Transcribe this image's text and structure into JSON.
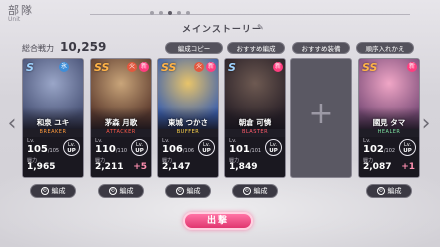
{
  "header": {
    "title": "部隊",
    "subtitle": "Unit",
    "party_name": "メインストーリー",
    "party_dots": 5,
    "active_dot": 2
  },
  "total_power": {
    "label": "総合戦力",
    "value": "10,259"
  },
  "buttons": {
    "edit_copy": "編成コピー",
    "recommend_party": "おすすめ編成",
    "recommend_equip": "おすすめ装備",
    "reorder": "順序入れかえ",
    "edit": "編成",
    "sortie": "出撃"
  },
  "lv_label": "Lv.",
  "power_label": "戦力",
  "lvup_top": "Lv.",
  "lvup_bottom": "UP",
  "members": [
    {
      "rarity": "S",
      "element": "氷",
      "element_color": "#3f8ed8",
      "new": "",
      "name": "和泉 ユキ",
      "role": "BREAKER",
      "role_color": "#ff9a3c",
      "lv": "105",
      "lv_max": "/105",
      "power": "1,965",
      "bonus": "",
      "art_a": "#9aa6c8",
      "art_b": "#4a5478"
    },
    {
      "rarity": "SS",
      "element": "火",
      "element_color": "#e2583e",
      "new": "新",
      "name": "茅森 月歌",
      "role": "ATTACKER",
      "role_color": "#ff5a4a",
      "lv": "110",
      "lv_max": "/110",
      "power": "2,211",
      "bonus": "+5",
      "art_a": "#c9a57a",
      "art_b": "#5d3b2e"
    },
    {
      "rarity": "SS",
      "element": "火",
      "element_color": "#e2583e",
      "new": "新",
      "name": "東城 つかさ",
      "role": "BUFFER",
      "role_color": "#ffd54a",
      "lv": "106",
      "lv_max": "/106",
      "power": "2,147",
      "bonus": "",
      "art_a": "#e8c46a",
      "art_b": "#3a5fae"
    },
    {
      "rarity": "S",
      "element": "",
      "element_color": "#000000",
      "new": "新",
      "name": "朝倉 可憐",
      "role": "BLASTER",
      "role_color": "#ff5a6a",
      "lv": "101",
      "lv_max": "/101",
      "power": "1,849",
      "bonus": "",
      "art_a": "#6e5a52",
      "art_b": "#2a2128"
    },
    {
      "rarity": "SS",
      "element": "",
      "element_color": "#000000",
      "new": "新",
      "name": "國見 タマ",
      "role": "HEALER",
      "role_color": "#7ee0a0",
      "lv": "102",
      "lv_max": "/102",
      "power": "2,087",
      "bonus": "+1",
      "art_a": "#f0a6c6",
      "art_b": "#7d4e7a"
    }
  ]
}
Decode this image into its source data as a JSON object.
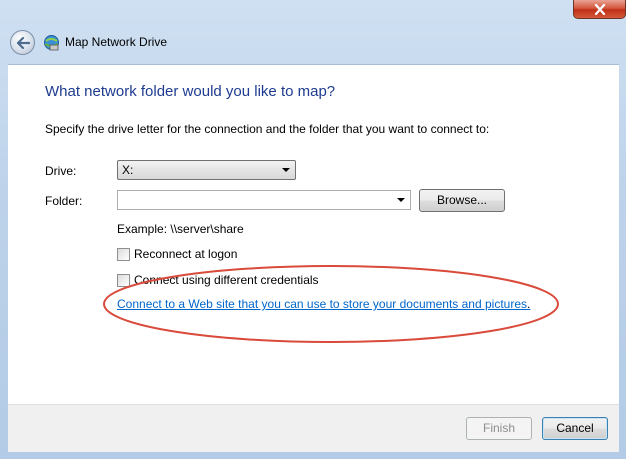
{
  "window": {
    "title": "Map Network Drive"
  },
  "titlebar": {
    "back_icon": "back-arrow-icon",
    "app_icon": "network-drive-icon",
    "close_icon": "close-icon"
  },
  "dialog": {
    "heading": "What network folder would you like to map?",
    "instructions": "Specify the drive letter for the connection and the folder that you want to connect to:",
    "drive_label": "Drive:",
    "drive_value": "X:",
    "folder_label": "Folder:",
    "folder_value": "",
    "browse_label": "Browse...",
    "example": "Example: \\\\server\\share",
    "reconnect_label": "Reconnect at logon",
    "reconnect_checked": false,
    "credentials_label": "Connect using different credentials",
    "credentials_checked": false,
    "web_link": "Connect to a Web site that you can use to store your documents and pictures",
    "web_link_suffix": "."
  },
  "footer": {
    "finish_label": "Finish",
    "cancel_label": "Cancel"
  },
  "colors": {
    "heading": "#1e3b8f",
    "link": "#0066cc",
    "annotation": "#d94a3a",
    "frame": "#bed3ea"
  }
}
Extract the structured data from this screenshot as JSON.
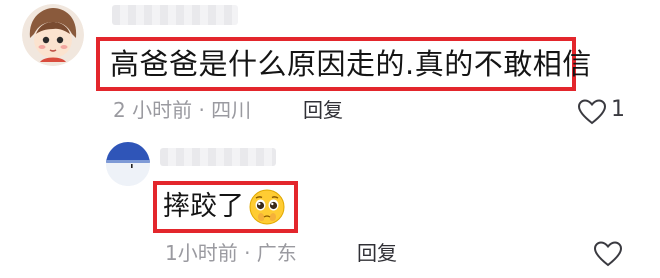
{
  "comments": [
    {
      "text": "高爸爸是什么原因走的.真的不敢相信",
      "meta": "2 小时前 · 四川",
      "reply_label": "回复",
      "likes": "1",
      "avatar_icon": "cartoon-girl-avatar",
      "highlight_color": "#e3262c"
    },
    {
      "text": "摔跤了",
      "emoji": "pleading-face-emoji",
      "meta": "1小时前 · 广东",
      "reply_label": "回复",
      "avatar_icon": "snowfield-avatar",
      "highlight_color": "#e3262c"
    }
  ]
}
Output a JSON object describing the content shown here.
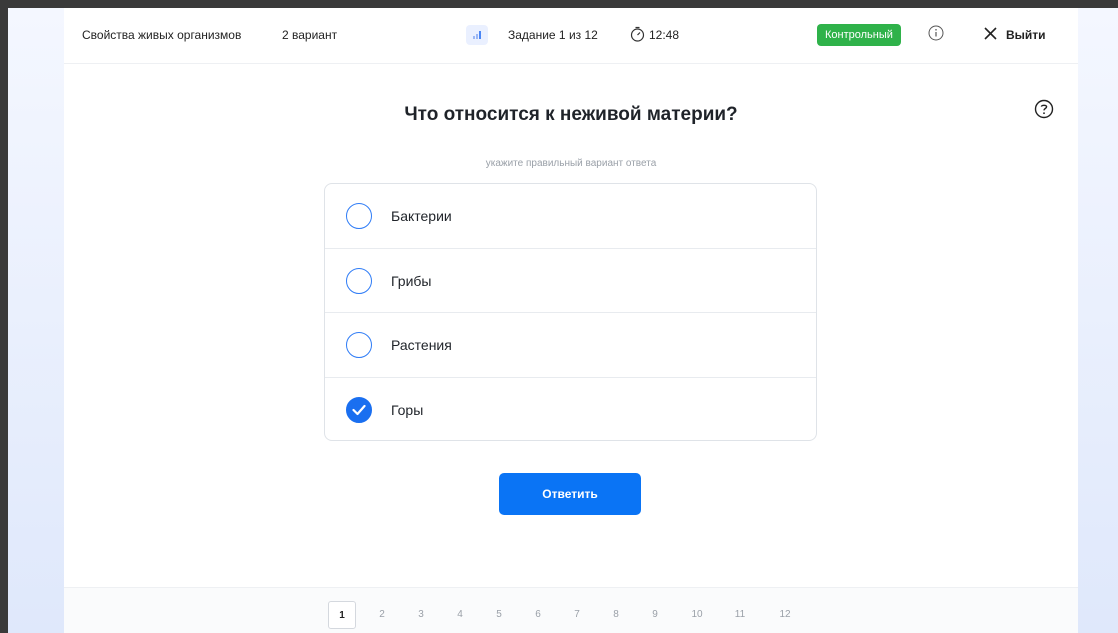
{
  "header": {
    "subject": "Свойства живых организмов",
    "variant": "2 вариант",
    "task_counter": "Задание 1 из 12",
    "timer": "12:48",
    "mode_badge": "Контрольный",
    "exit_label": "Выйти"
  },
  "question": {
    "title": "Что относится к неживой материи?",
    "hint": "укажите правильный вариант ответа",
    "options": [
      {
        "label": "Бактерии",
        "selected": false
      },
      {
        "label": "Грибы",
        "selected": false
      },
      {
        "label": "Растения",
        "selected": false
      },
      {
        "label": "Горы",
        "selected": true
      }
    ]
  },
  "actions": {
    "answer_label": "Ответить"
  },
  "pagination": {
    "pages": [
      "1",
      "2",
      "3",
      "4",
      "5",
      "6",
      "7",
      "8",
      "9",
      "10",
      "11",
      "12"
    ],
    "current": 1
  },
  "colors": {
    "accent": "#0a74f5",
    "badge": "#2fb24a"
  },
  "icons": [
    "signal-icon",
    "timer-icon",
    "info-icon",
    "close-icon",
    "help-icon",
    "check-icon"
  ]
}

::::

### Work to complete
Word for word, quote the full listing, omitting every picture.

### Output of the exercise
Transcribe this image's text and structure into JSON.
{
  "header": {
    "title": "部隊",
    "subtitle": "Unit",
    "party_name": "メインストーリー",
    "party_dots": 5,
    "active_dot": 2
  },
  "total_power": {
    "label": "総合戦力",
    "value": "10,259"
  },
  "buttons": {
    "edit_copy": "編成コピー",
    "recommend_party": "おすすめ編成",
    "recommend_equip": "おすすめ装備",
    "reorder": "順序入れかえ",
    "edit": "編成",
    "sortie": "出撃"
  },
  "lv_label": "Lv.",
  "power_label": "戦力",
  "lvup_top": "Lv.",
  "lvup_bottom": "UP",
  "members": [
    {
      "rarity": "S",
      "element": "氷",
      "element_color": "#3f8ed8",
      "new": "",
      "name": "和泉 ユキ",
      "role": "BREAKER",
      "role_color": "#ff9a3c",
      "lv": "105",
      "lv_max": "/105",
      "power": "1,965",
      "bonus": "",
      "art_a": "#9aa6c8",
      "art_b": "#4a5478"
    },
    {
      "rarity": "SS",
      "element": "火",
      "element_color": "#e2583e",
      "new": "新",
      "name": "茅森 月歌",
      "role": "ATTACKER",
      "role_color": "#ff5a4a",
      "lv": "110",
      "lv_max": "/110",
      "power": "2,211",
      "bonus": "+5",
      "art_a": "#c9a57a",
      "art_b": "#5d3b2e"
    },
    {
      "rarity": "SS",
      "element": "火",
      "element_color": "#e2583e",
      "new": "新",
      "name": "東城 つかさ",
      "role": "BUFFER",
      "role_color": "#ffd54a",
      "lv": "106",
      "lv_max": "/106",
      "power": "2,147",
      "bonus": "",
      "art_a": "#e8c46a",
      "art_b": "#3a5fae"
    },
    {
      "rarity": "S",
      "element": "",
      "element_color": "#000000",
      "new": "新",
      "name": "朝倉 可憐",
      "role": "BLASTER",
      "role_color": "#ff5a6a",
      "lv": "101",
      "lv_max": "/101",
      "power": "1,849",
      "bonus": "",
      "art_a": "#6e5a52",
      "art_b": "#2a2128"
    },
    {
      "rarity": "SS",
      "element": "",
      "element_color": "#000000",
      "new": "新",
      "name": "國見 タマ",
      "role": "HEALER",
      "role_color": "#7ee0a0",
      "lv": "102",
      "lv_max": "/102",
      "power": "2,087",
      "bonus": "+1",
      "art_a": "#f0a6c6",
      "art_b": "#7d4e7a"
    }
  ]
}
Decode this image into its source data as a JSON object.
{
  "window": {
    "title": "Map Network Drive"
  },
  "titlebar": {
    "back_icon": "back-arrow-icon",
    "app_icon": "network-drive-icon",
    "close_icon": "close-icon"
  },
  "dialog": {
    "heading": "What network folder would you like to map?",
    "instructions": "Specify the drive letter for the connection and the folder that you want to connect to:",
    "drive_label": "Drive:",
    "drive_value": "X:",
    "folder_label": "Folder:",
    "folder_value": "",
    "browse_label": "Browse...",
    "example": "Example: \\\\server\\share",
    "reconnect_label": "Reconnect at logon",
    "reconnect_checked": false,
    "credentials_label": "Connect using different credentials",
    "credentials_checked": false,
    "web_link": "Connect to a Web site that you can use to store your documents and pictures",
    "web_link_suffix": "."
  },
  "footer": {
    "finish_label": "Finish",
    "cancel_label": "Cancel"
  },
  "colors": {
    "heading": "#1e3b8f",
    "link": "#0066cc",
    "annotation": "#d94a3a",
    "frame": "#bed3ea"
  }
}
Extract the structured data from this screenshot as JSON.
{
  "comments": [
    {
      "text": "高爸爸是什么原因走的.真的不敢相信",
      "meta": "2 小时前 · 四川",
      "reply_label": "回复",
      "likes": "1",
      "avatar_icon": "cartoon-girl-avatar",
      "highlight_color": "#e3262c"
    },
    {
      "text": "摔跤了",
      "emoji": "pleading-face-emoji",
      "meta": "1小时前 · 广东",
      "reply_label": "回复",
      "avatar_icon": "snowfield-avatar",
      "highlight_color": "#e3262c"
    }
  ]
}
Output a JSON object describing the content shown here.
{
  "header": {
    "subject": "Свойства живых организмов",
    "variant": "2 вариант",
    "task_counter": "Задание 1 из 12",
    "timer": "12:48",
    "mode_badge": "Контрольный",
    "exit_label": "Выйти"
  },
  "question": {
    "title": "Что относится к неживой материи?",
    "hint": "укажите правильный вариант ответа",
    "options": [
      {
        "label": "Бактерии",
        "selected": false
      },
      {
        "label": "Грибы",
        "selected": false
      },
      {
        "label": "Растения",
        "selected": false
      },
      {
        "label": "Горы",
        "selected": true
      }
    ]
  },
  "actions": {
    "answer_label": "Ответить"
  },
  "pagination": {
    "pages": [
      "1",
      "2",
      "3",
      "4",
      "5",
      "6",
      "7",
      "8",
      "9",
      "10",
      "11",
      "12"
    ],
    "current": 1
  },
  "colors": {
    "accent": "#0a74f5",
    "badge": "#2fb24a"
  },
  "icons": [
    "signal-icon",
    "timer-icon",
    "info-icon",
    "close-icon",
    "help-icon",
    "check-icon"
  ]
}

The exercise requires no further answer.